## Required task
Quote the whole listing verbatim.
>> BEGIN
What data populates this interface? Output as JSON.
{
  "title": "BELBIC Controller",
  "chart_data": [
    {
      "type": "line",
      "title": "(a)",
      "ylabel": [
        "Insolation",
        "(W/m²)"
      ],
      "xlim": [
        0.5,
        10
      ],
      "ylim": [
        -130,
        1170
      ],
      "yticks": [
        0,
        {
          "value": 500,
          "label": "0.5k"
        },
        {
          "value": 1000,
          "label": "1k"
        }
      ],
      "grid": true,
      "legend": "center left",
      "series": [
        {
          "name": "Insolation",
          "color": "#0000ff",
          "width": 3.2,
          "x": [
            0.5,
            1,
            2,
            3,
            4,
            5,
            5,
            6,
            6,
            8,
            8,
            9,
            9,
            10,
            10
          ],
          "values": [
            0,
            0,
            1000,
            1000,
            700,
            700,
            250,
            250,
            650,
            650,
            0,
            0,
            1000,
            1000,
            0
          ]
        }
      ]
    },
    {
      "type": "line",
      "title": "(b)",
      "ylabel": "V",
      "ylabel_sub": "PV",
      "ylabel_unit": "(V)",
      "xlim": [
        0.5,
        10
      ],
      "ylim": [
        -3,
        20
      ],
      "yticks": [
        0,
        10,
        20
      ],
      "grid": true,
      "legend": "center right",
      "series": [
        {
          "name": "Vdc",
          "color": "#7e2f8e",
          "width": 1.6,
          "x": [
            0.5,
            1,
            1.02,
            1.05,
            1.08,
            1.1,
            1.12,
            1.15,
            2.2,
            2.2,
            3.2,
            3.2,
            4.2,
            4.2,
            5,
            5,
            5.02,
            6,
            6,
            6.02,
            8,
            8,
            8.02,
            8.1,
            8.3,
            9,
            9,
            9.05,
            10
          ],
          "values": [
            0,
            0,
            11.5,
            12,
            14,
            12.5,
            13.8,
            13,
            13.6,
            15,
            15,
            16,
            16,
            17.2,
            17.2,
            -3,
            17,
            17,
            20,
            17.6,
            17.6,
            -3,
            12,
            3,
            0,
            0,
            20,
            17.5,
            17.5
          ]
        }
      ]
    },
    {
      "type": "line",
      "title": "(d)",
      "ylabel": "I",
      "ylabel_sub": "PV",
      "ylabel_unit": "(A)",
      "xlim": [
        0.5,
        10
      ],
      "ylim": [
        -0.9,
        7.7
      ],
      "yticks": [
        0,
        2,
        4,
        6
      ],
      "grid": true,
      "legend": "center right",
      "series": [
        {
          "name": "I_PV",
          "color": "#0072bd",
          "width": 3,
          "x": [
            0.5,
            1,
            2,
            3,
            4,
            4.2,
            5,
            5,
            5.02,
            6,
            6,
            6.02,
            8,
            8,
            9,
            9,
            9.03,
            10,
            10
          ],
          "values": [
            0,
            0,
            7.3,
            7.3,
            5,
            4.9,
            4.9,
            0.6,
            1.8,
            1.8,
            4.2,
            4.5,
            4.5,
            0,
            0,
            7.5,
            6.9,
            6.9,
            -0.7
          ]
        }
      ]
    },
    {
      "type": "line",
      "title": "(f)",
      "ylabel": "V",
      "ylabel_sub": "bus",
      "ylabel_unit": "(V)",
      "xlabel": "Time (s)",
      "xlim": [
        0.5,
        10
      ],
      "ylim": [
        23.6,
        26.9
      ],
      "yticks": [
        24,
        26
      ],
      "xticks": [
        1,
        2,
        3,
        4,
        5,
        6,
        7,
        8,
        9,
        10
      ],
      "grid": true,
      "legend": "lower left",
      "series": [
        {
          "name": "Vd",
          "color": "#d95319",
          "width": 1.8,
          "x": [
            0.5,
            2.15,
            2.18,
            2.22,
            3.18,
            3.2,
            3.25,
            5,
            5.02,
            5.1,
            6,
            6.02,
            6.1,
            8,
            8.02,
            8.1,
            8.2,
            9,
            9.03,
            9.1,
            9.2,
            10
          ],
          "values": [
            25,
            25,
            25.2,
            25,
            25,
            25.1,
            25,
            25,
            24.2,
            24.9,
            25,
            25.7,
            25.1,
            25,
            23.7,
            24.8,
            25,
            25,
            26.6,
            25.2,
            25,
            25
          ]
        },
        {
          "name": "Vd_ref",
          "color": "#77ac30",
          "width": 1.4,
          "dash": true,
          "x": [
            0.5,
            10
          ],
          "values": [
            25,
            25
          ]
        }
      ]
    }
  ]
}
>> END
## Task response
What data populates this interface? Output as JSON.
{
  "title": "BELBIC Controller",
  "chart_data": [
    {
      "type": "line",
      "title": "(a)",
      "ylabel": [
        "Insolation",
        "(W/m²)"
      ],
      "xlim": [
        0.5,
        10
      ],
      "ylim": [
        -130,
        1170
      ],
      "yticks": [
        0,
        {
          "value": 500,
          "label": "0.5k"
        },
        {
          "value": 1000,
          "label": "1k"
        }
      ],
      "grid": true,
      "legend": "center left",
      "series": [
        {
          "name": "Insolation",
          "color": "#0000ff",
          "width": 3.2,
          "x": [
            0.5,
            1,
            2,
            3,
            4,
            5,
            5,
            6,
            6,
            8,
            8,
            9,
            9,
            10,
            10
          ],
          "values": [
            0,
            0,
            1000,
            1000,
            700,
            700,
            250,
            250,
            650,
            650,
            0,
            0,
            1000,
            1000,
            0
          ]
        }
      ]
    },
    {
      "type": "line",
      "title": "(b)",
      "ylabel": "V",
      "ylabel_sub": "PV",
      "ylabel_unit": "(V)",
      "xlim": [
        0.5,
        10
      ],
      "ylim": [
        -3,
        20
      ],
      "yticks": [
        0,
        10,
        20
      ],
      "grid": true,
      "legend": "center right",
      "series": [
        {
          "name": "Vdc",
          "color": "#7e2f8e",
          "width": 1.6,
          "x": [
            0.5,
            1,
            1.02,
            1.05,
            1.08,
            1.1,
            1.12,
            1.15,
            2.2,
            2.2,
            3.2,
            3.2,
            4.2,
            4.2,
            5,
            5,
            5.02,
            6,
            6,
            6.02,
            8,
            8,
            8.02,
            8.1,
            8.3,
            9,
            9,
            9.05,
            10
          ],
          "values": [
            0,
            0,
            11.5,
            12,
            14,
            12.5,
            13.8,
            13,
            13.6,
            15,
            15,
            16,
            16,
            17.2,
            17.2,
            -3,
            17,
            17,
            20,
            17.6,
            17.6,
            -3,
            12,
            3,
            0,
            0,
            20,
            17.5,
            17.5
          ]
        }
      ]
    },
    {
      "type": "line",
      "title": "(d)",
      "ylabel": "I",
      "ylabel_sub": "PV",
      "ylabel_unit": "(A)",
      "xlim": [
        0.5,
        10
      ],
      "ylim": [
        -0.9,
        7.7
      ],
      "yticks": [
        0,
        2,
        4,
        6
      ],
      "grid": true,
      "legend": "center right",
      "series": [
        {
          "name": "I_PV",
          "color": "#0072bd",
          "width": 3,
          "x": [
            0.5,
            1,
            2,
            3,
            4,
            4.2,
            5,
            5,
            5.02,
            6,
            6,
            6.02,
            8,
            8,
            9,
            9,
            9.03,
            10,
            10
          ],
          "values": [
            0,
            0,
            7.3,
            7.3,
            5,
            4.9,
            4.9,
            0.6,
            1.8,
            1.8,
            4.2,
            4.5,
            4.5,
            0,
            0,
            7.5,
            6.9,
            6.9,
            -0.7
          ]
        }
      ]
    },
    {
      "type": "line",
      "title": "(f)",
      "ylabel": "V",
      "ylabel_sub": "bus",
      "ylabel_unit": "(V)",
      "xlabel": "Time (s)",
      "xlim": [
        0.5,
        10
      ],
      "ylim": [
        23.6,
        26.9
      ],
      "yticks": [
        24,
        26
      ],
      "xticks": [
        1,
        2,
        3,
        4,
        5,
        6,
        7,
        8,
        9,
        10
      ],
      "grid": true,
      "legend": "lower left",
      "series": [
        {
          "name": "Vd",
          "color": "#d95319",
          "width": 1.8,
          "x": [
            0.5,
            2.15,
            2.18,
            2.22,
            3.18,
            3.2,
            3.25,
            5,
            5.02,
            5.1,
            6,
            6.02,
            6.1,
            8,
            8.02,
            8.1,
            8.2,
            9,
            9.03,
            9.1,
            9.2,
            10
          ],
          "values": [
            25,
            25,
            25.2,
            25,
            25,
            25.1,
            25,
            25,
            24.2,
            24.9,
            25,
            25.7,
            25.1,
            25,
            23.7,
            24.8,
            25,
            25,
            26.6,
            25.2,
            25,
            25
          ]
        },
        {
          "name": "Vd_ref",
          "color": "#77ac30",
          "width": 1.4,
          "dash": true,
          "x": [
            0.5,
            10
          ],
          "values": [
            25,
            25
          ]
        }
      ]
    }
  ]
}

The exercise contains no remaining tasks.